DIRECTIVE: Leaving out the pictures, please retype each record exactly.

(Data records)
········

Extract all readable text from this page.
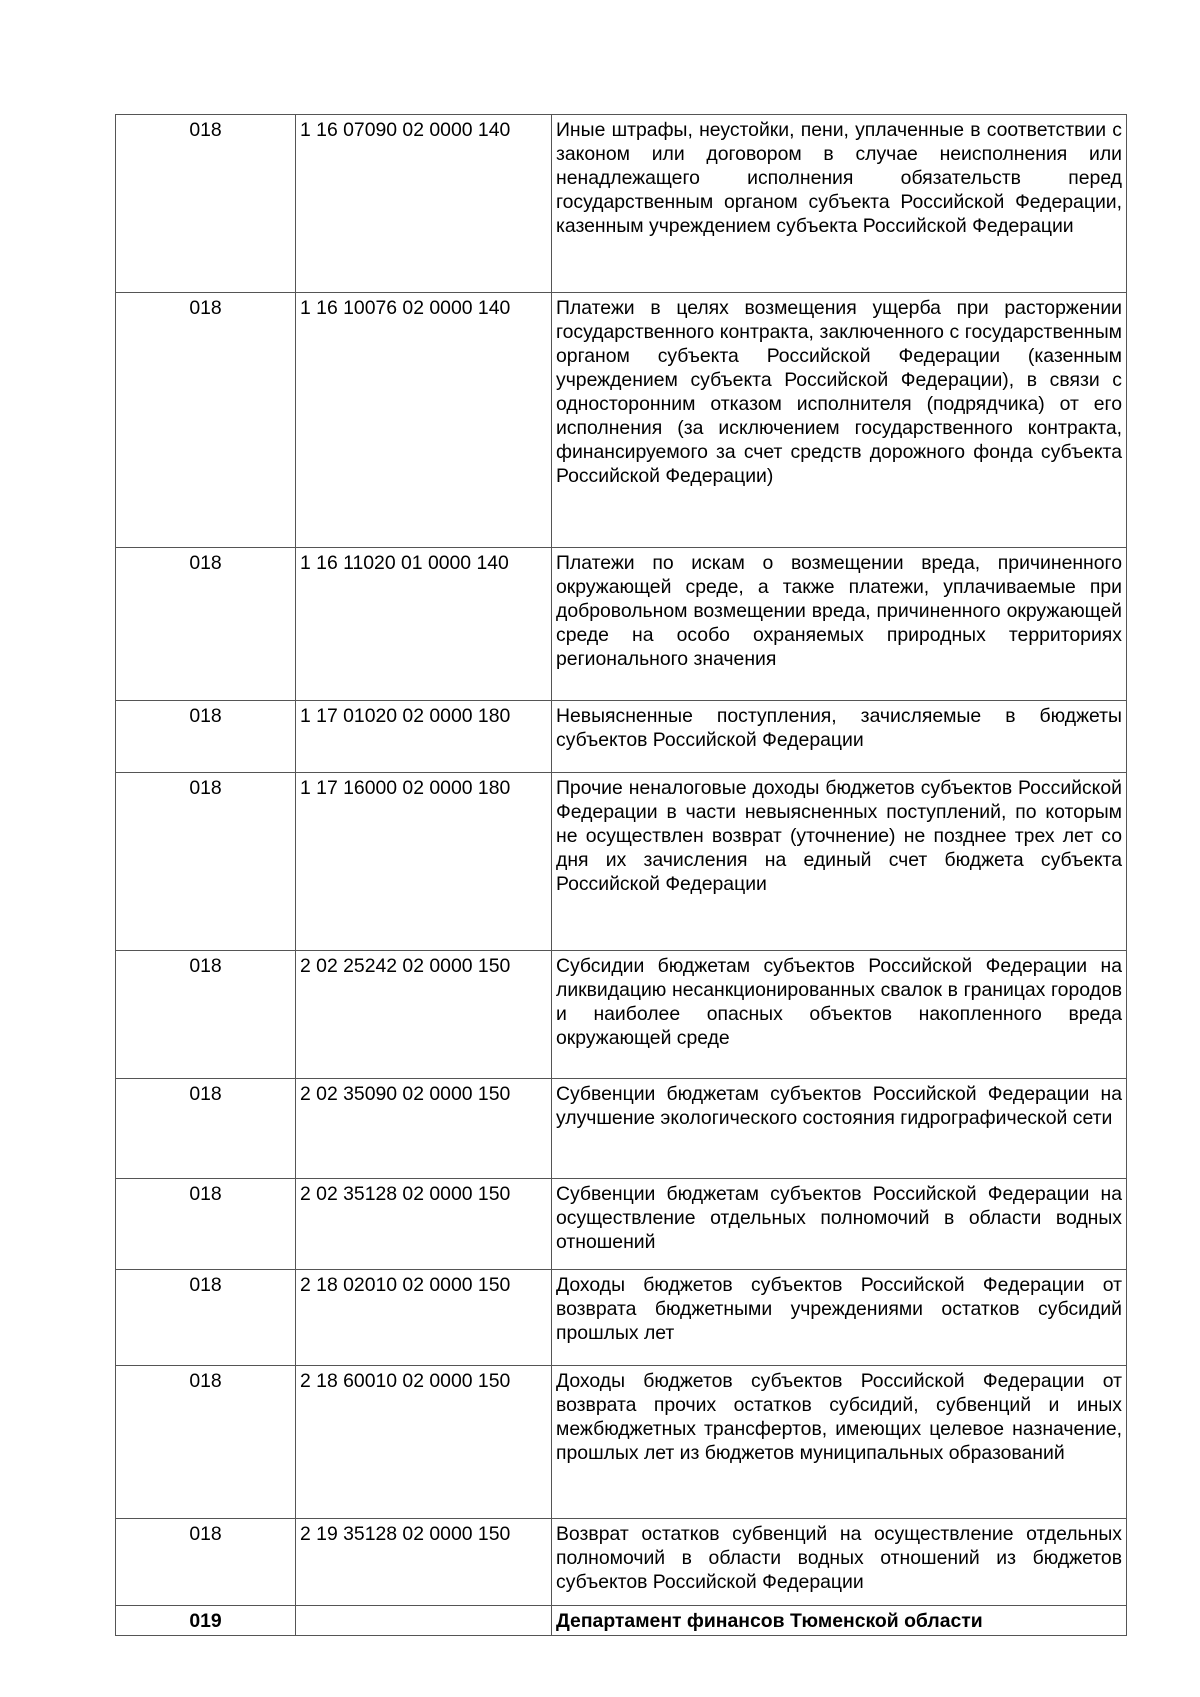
018	1 16 07090 02 0000 140	Иные штрафы, неустойки, пени, уплаченные в соответствии с законом или договором в случае неисполнения или ненадлежащего исполнения обязательств перед государственным органом субъекта Российской Федерации, казенным учреждением субъекта Российской Федерации
018	1 16 10076 02 0000 140	Платежи в целях возмещения ущерба при расторжении государственного контракта, заключенного с государственным органом субъекта Российской Федерации (казенным учреждением субъекта Российской Федерации), в связи с односторонним отказом исполнителя (подрядчика) от его исполнения (за исключением государственного контракта, финансируемого за счет средств дорожного фонда субъекта Российской Федерации)
018	1 16 11020 01 0000 140	Платежи по искам о возмещении вреда, причиненного окружающей среде, а также платежи, уплачиваемые при добровольном возмещении вреда, причиненного окружающей среде на особо охраняемых природных территориях регионального значения
018	1 17 01020 02 0000 180	Невыясненные поступления, зачисляемые в бюджеты субъектов Российской Федерации
018	1 17 16000 02 0000 180	Прочие неналоговые доходы бюджетов субъектов Российской Федерации в части невыясненных поступлений, по которым не осуществлен возврат (уточнение) не позднее трех лет со дня их зачисления на единый счет бюджета субъекта Российской Федерации
018	2 02 25242 02 0000 150	Субсидии бюджетам субъектов Российской Федерации на ликвидацию несанкционированных свалок в границах городов и наиболее опасных объектов накопленного вреда окружающей среде
018	2 02 35090 02 0000 150	Субвенции бюджетам субъектов Российской Федерации на улучшение экологического состояния гидрографической сети
018	2 02 35128 02 0000 150	Субвенции бюджетам субъектов Российской Федерации на осуществление отдельных полномочий в области водных отношений
018	2 18 02010 02 0000 150	Доходы бюджетов субъектов Российской Федерации от возврата бюджетными учреждениями остатков субсидий прошлых лет
018	2 18 60010 02 0000 150	Доходы бюджетов субъектов Российской Федерации от возврата прочих остатков субсидий, субвенций и иных межбюджетных трансфертов, имеющих целевое назначение, прошлых лет из бюджетов муниципальных образований
018	2 19 35128 02 0000 150	Возврат остатков субвенций на осуществление отдельных полномочий в области водных отношений из бюджетов субъектов Российской Федерации
019		Департамент финансов Тюменской области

········

ANSWER TO THE TASK:
Extract all readable text from this page.
018	1 16 07090 02 0000 140	Иные штрафы, неустойки, пени, уплаченные в соответствии с законом или договором в случае неисполнения или ненадлежащего исполнения обязательств перед государственным органом субъекта Российской Федерации, казенным учреждением субъекта Российской Федерации
018	1 16 10076 02 0000 140	Платежи в целях возмещения ущерба при расторжении государственного контракта, заключенного с государственным органом субъекта Российской Федерации (казенным учреждением субъекта Российской Федерации), в связи с односторонним отказом исполнителя (подрядчика) от его исполнения (за исключением государственного контракта, финансируемого за счет средств дорожного фонда субъекта Российской Федерации)
018	1 16 11020 01 0000 140	Платежи по искам о возмещении вреда, причиненного окружающей среде, а также платежи, уплачиваемые при добровольном возмещении вреда, причиненного окружающей среде на особо охраняемых природных территориях регионального значения
018	1 17 01020 02 0000 180	Невыясненные поступления, зачисляемые в бюджеты субъектов Российской Федерации
018	1 17 16000 02 0000 180	Прочие неналоговые доходы бюджетов субъектов Российской Федерации в части невыясненных поступлений, по которым не осуществлен возврат (уточнение) не позднее трех лет со дня их зачисления на единый счет бюджета субъекта Российской Федерации
018	2 02 25242 02 0000 150	Субсидии бюджетам субъектов Российской Федерации на ликвидацию несанкционированных свалок в границах городов и наиболее опасных объектов накопленного вреда окружающей среде
018	2 02 35090 02 0000 150	Субвенции бюджетам субъектов Российской Федерации на улучшение экологического состояния гидрографической сети
018	2 02 35128 02 0000 150	Субвенции бюджетам субъектов Российской Федерации на осуществление отдельных полномочий в области водных отношений
018	2 18 02010 02 0000 150	Доходы бюджетов субъектов Российской Федерации от возврата бюджетными учреждениями остатков субсидий прошлых лет
018	2 18 60010 02 0000 150	Доходы бюджетов субъектов Российской Федерации от возврата прочих остатков субсидий, субвенций и иных межбюджетных трансфертов, имеющих целевое назначение, прошлых лет из бюджетов муниципальных образований
018	2 19 35128 02 0000 150	Возврат остатков субвенций на осуществление отдельных полномочий в области водных отношений из бюджетов субъектов Российской Федерации
019		Департамент финансов Тюменской области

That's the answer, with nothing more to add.